Given entries:
....

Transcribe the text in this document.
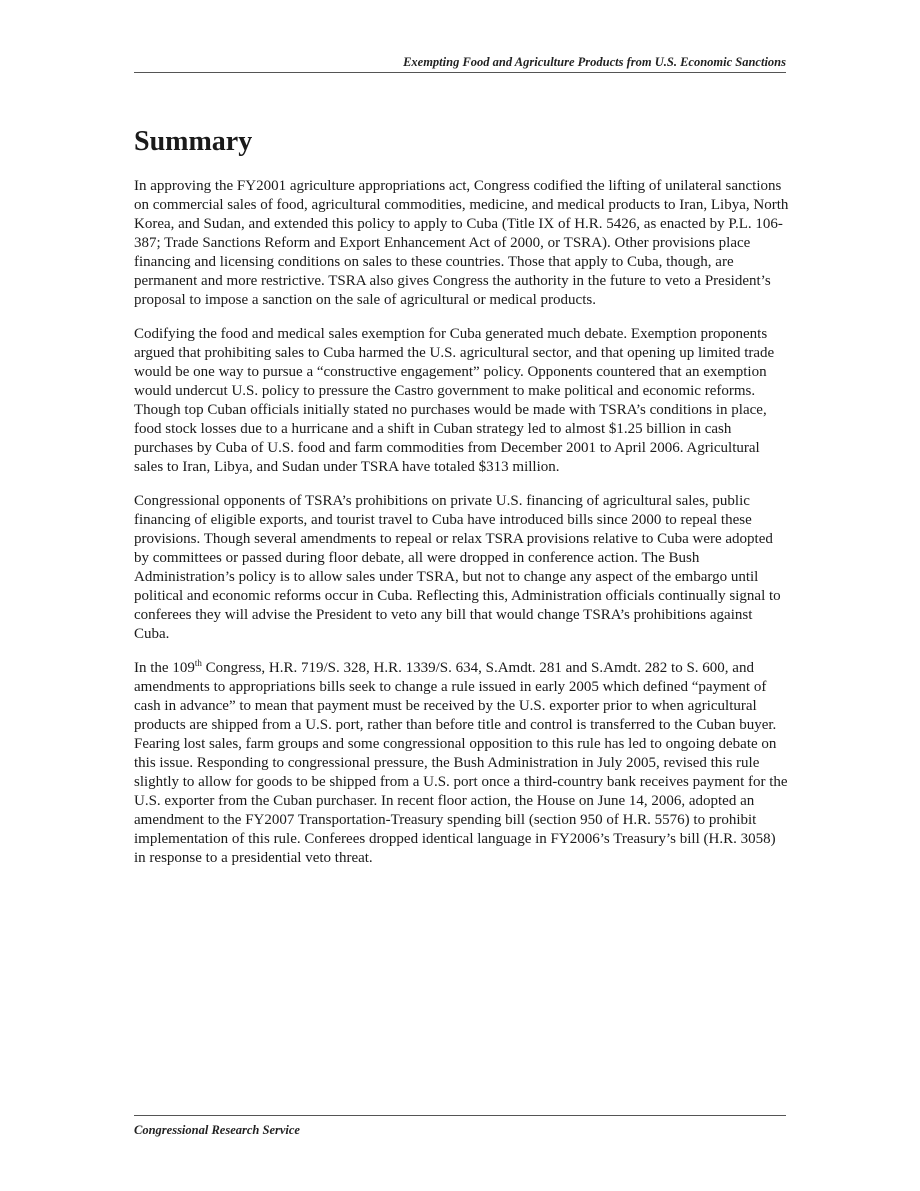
Exempting Food and Agriculture Products from U.S. Economic Sanctions
Summary

In approving the FY2001 agriculture appropriations act, Congress codified the lifting of unilateral sanctions on commercial sales of food, agricultural commodities, medicine, and medical products to Iran, Libya, North Korea, and Sudan, and extended this policy to apply to Cuba (Title IX of H.R. 5426, as enacted by P.L. 106-387; Trade Sanctions Reform and Export Enhancement Act of 2000, or TSRA). Other provisions place financing and licensing conditions on sales to these countries. Those that apply to Cuba, though, are permanent and more restrictive. TSRA also gives Congress the authority in the future to veto a President’s proposal to impose a sanction on the sale of agricultural or medical products.

Codifying the food and medical sales exemption for Cuba generated much debate. Exemption proponents argued that prohibiting sales to Cuba harmed the U.S. agricultural sector, and that opening up limited trade would be one way to pursue a “constructive engagement” policy. Opponents countered that an exemption would undercut U.S. policy to pressure the Castro government to make political and economic reforms. Though top Cuban officials initially stated no purchases would be made with TSRA’s conditions in place, food stock losses due to a hurricane and a shift in Cuban strategy led to almost $1.25 billion in cash purchases by Cuba of U.S. food and farm commodities from December 2001 to April 2006. Agricultural sales to Iran, Libya, and Sudan under TSRA have totaled $313 million.

Congressional opponents of TSRA’s prohibitions on private U.S. financing of agricultural sales, public financing of eligible exports, and tourist travel to Cuba have introduced bills since 2000 to repeal these provisions. Though several amendments to repeal or relax TSRA provisions relative to Cuba were adopted by committees or passed during floor debate, all were dropped in conference action. The Bush Administration’s policy is to allow sales under TSRA, but not to change any aspect of the embargo until political and economic reforms occur in Cuba. Reflecting this, Administration officials continually signal to conferees they will advise the President to veto any bill that would change TSRA’s prohibitions against Cuba.

In the 109th Congress, H.R. 719/S. 328, H.R. 1339/S. 634, S.Amdt. 281 and S.Amdt. 282 to S. 600, and amendments to appropriations bills seek to change a rule issued in early 2005 which defined “payment of cash in advance” to mean that payment must be received by the U.S. exporter prior to when agricultural products are shipped from a U.S. port, rather than before title and control is transferred to the Cuban buyer. Fearing lost sales, farm groups and some congressional opposition to this rule has led to ongoing debate on this issue. Responding to congressional pressure, the Bush Administration in July 2005, revised this rule slightly to allow for goods to be shipped from a U.S. port once a third-country bank receives payment for the U.S. exporter from the Cuban purchaser. In recent floor action, the House on June 14, 2006, adopted an amendment to the FY2007 Transportation-Treasury spending bill (section 950 of H.R. 5576) to prohibit implementation of this rule. Conferees dropped identical language in FY2006’s Treasury’s bill (H.R. 3058) in response to a presidential veto threat.

Congressional Research Service
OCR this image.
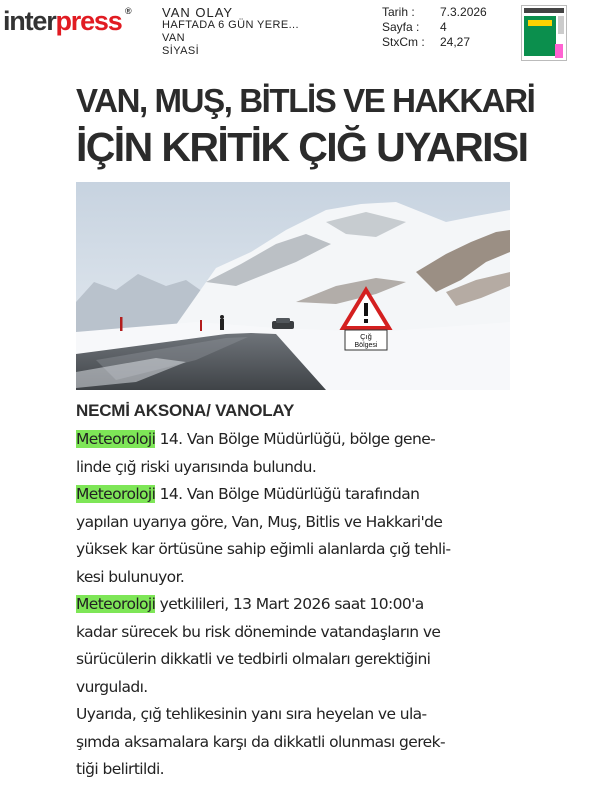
interpress ® VAN OLAY
HAFTADA 6 GÜN YERE...
VAN
SİYASİ
Tarih : 7.3.2026
Sayfa : 4
StxCm : 24,27
VAN, MUŞ, BİTLİS VE HAKKARİ
İÇİN KRİTİK ÇIĞ UYARISI
Çığ
Bölgesi
NECMİ AKSONA/ VANOLAY
Meteoroloji 14. Van Bölge Müdürlüğü, bölge gene-
linde çığ riski uyarısında bulundu.
Meteoroloji 14. Van Bölge Müdürlüğü tarafından
yapılan uyarıya göre, Van, Muş, Bitlis ve Hakkari'de
yüksek kar örtüsüne sahip eğimli alanlarda çığ tehli-
kesi bulunuyor.
Meteoroloji yetkilileri, 13 Mart 2026 saat 10:00'a
kadar sürecek bu risk döneminde vatandaşların ve
sürücülerin dikkatli ve tedbirli olmaları gerektiğini
vurguladı.
Uyarıda, çığ tehlikesinin yanı sıra heyelan ve ula-
şımda aksamalara karşı da dikkatli olunması gerek-
tiği belirtildi.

....

Direction: Omit the pictures and give the material again, exactly and in full.

Exercise output:
Transcribe the text in this document.
Exempting Food and Agriculture Products from U.S. Economic Sanctions
Summary

In approving the FY2001 agriculture appropriations act, Congress codified the lifting of unilateral sanctions on commercial sales of food, agricultural commodities, medicine, and medical products to Iran, Libya, North Korea, and Sudan, and extended this policy to apply to Cuba (Title IX of H.R. 5426, as enacted by P.L. 106-387; Trade Sanctions Reform and Export Enhancement Act of 2000, or TSRA). Other provisions place financing and licensing conditions on sales to these countries. Those that apply to Cuba, though, are permanent and more restrictive. TSRA also gives Congress the authority in the future to veto a President’s proposal to impose a sanction on the sale of agricultural or medical products.

Codifying the food and medical sales exemption for Cuba generated much debate. Exemption proponents argued that prohibiting sales to Cuba harmed the U.S. agricultural sector, and that opening up limited trade would be one way to pursue a “constructive engagement” policy. Opponents countered that an exemption would undercut U.S. policy to pressure the Castro government to make political and economic reforms. Though top Cuban officials initially stated no purchases would be made with TSRA’s conditions in place, food stock losses due to a hurricane and a shift in Cuban strategy led to almost $1.25 billion in cash purchases by Cuba of U.S. food and farm commodities from December 2001 to April 2006. Agricultural sales to Iran, Libya, and Sudan under TSRA have totaled $313 million.

Congressional opponents of TSRA’s prohibitions on private U.S. financing of agricultural sales, public financing of eligible exports, and tourist travel to Cuba have introduced bills since 2000 to repeal these provisions. Though several amendments to repeal or relax TSRA provisions relative to Cuba were adopted by committees or passed during floor debate, all were dropped in conference action. The Bush Administration’s policy is to allow sales under TSRA, but not to change any aspect of the embargo until political and economic reforms occur in Cuba. Reflecting this, Administration officials continually signal to conferees they will advise the President to veto any bill that would change TSRA’s prohibitions against Cuba.

In the 109th Congress, H.R. 719/S. 328, H.R. 1339/S. 634, S.Amdt. 281 and S.Amdt. 282 to S. 600, and amendments to appropriations bills seek to change a rule issued in early 2005 which defined “payment of cash in advance” to mean that payment must be received by the U.S. exporter prior to when agricultural products are shipped from a U.S. port, rather than before title and control is transferred to the Cuban buyer. Fearing lost sales, farm groups and some congressional opposition to this rule has led to ongoing debate on this issue. Responding to congressional pressure, the Bush Administration in July 2005, revised this rule slightly to allow for goods to be shipped from a U.S. port once a third-country bank receives payment for the U.S. exporter from the Cuban purchaser. In recent floor action, the House on June 14, 2006, adopted an amendment to the FY2007 Transportation-Treasury spending bill (section 950 of H.R. 5576) to prohibit implementation of this rule. Conferees dropped identical language in FY2006’s Treasury’s bill (H.R. 3058) in response to a presidential veto threat.

Congressional Research Service
OCR this image.
interpress ® VAN OLAY
HAFTADA 6 GÜN YERE...
VAN
SİYASİ
Tarih : 7.3.2026
Sayfa : 4
StxCm : 24,27
VAN, MUŞ, BİTLİS VE HAKKARİ
İÇİN KRİTİK ÇIĞ UYARISI
Çığ
Bölgesi
NECMİ AKSONA/ VANOLAY
Meteoroloji 14. Van Bölge Müdürlüğü, bölge gene-
linde çığ riski uyarısında bulundu.
Meteoroloji 14. Van Bölge Müdürlüğü tarafından
yapılan uyarıya göre, Van, Muş, Bitlis ve Hakkari'de
yüksek kar örtüsüne sahip eğimli alanlarda çığ tehli-
kesi bulunuyor.
Meteoroloji yetkilileri, 13 Mart 2026 saat 10:00'a
kadar sürecek bu risk döneminde vatandaşların ve
sürücülerin dikkatli ve tedbirli olmaları gerektiğini
vurguladı.
Uyarıda, çığ tehlikesinin yanı sıra heyelan ve ula-
şımda aksamalara karşı da dikkatli olunması gerek-
tiği belirtildi.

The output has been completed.